------ DATASET ROWS
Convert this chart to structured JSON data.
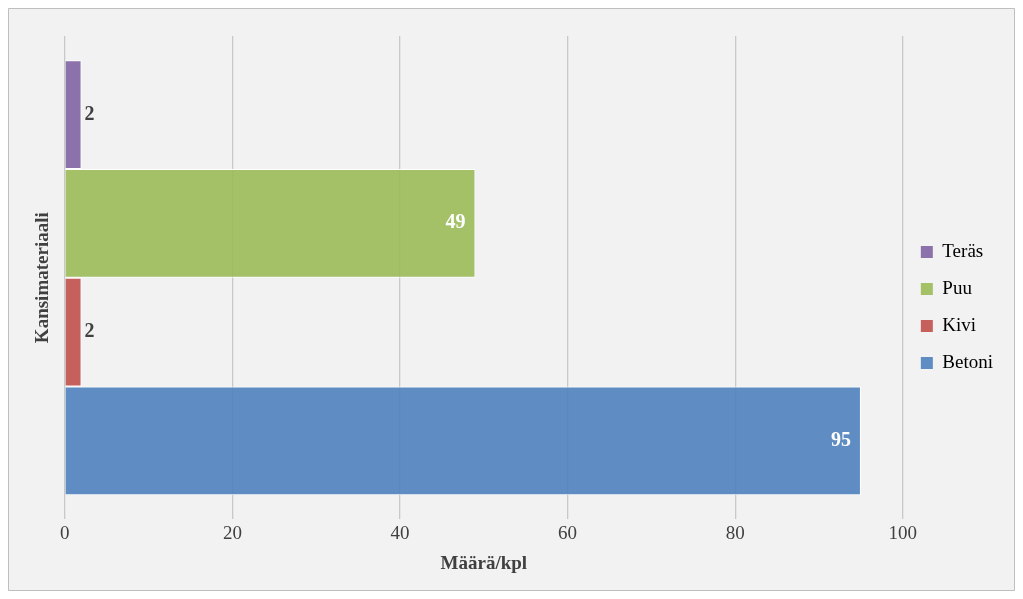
{
  "chart_data": {
    "type": "bar",
    "orientation": "horizontal",
    "xlabel": "Määrä/kpl",
    "ylabel": "Kansimateriaali",
    "categories": [
      null
    ],
    "series": [
      {
        "name": "Teräs",
        "color": "#8064a2",
        "values": [
          2
        ]
      },
      {
        "name": "Puu",
        "color": "#9bbb59",
        "values": [
          49
        ]
      },
      {
        "name": "Kivi",
        "color": "#c0504d",
        "values": [
          2
        ]
      },
      {
        "name": "Betoni",
        "color": "#4f81bd",
        "values": [
          95
        ]
      }
    ],
    "xlim": [
      0,
      100
    ],
    "xticks": [
      0,
      20,
      40,
      60,
      80,
      100
    ],
    "grid": "x",
    "legend": "right",
    "data_labels": true
  }
}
------------
EXERCISE BRIEF: Display every line of the listing that contains the string "name".

EXERCISE ANSWER:
        "name": "Teräs",
        "name": "Puu",
        "name": "Kivi",
        "name": "Betoni",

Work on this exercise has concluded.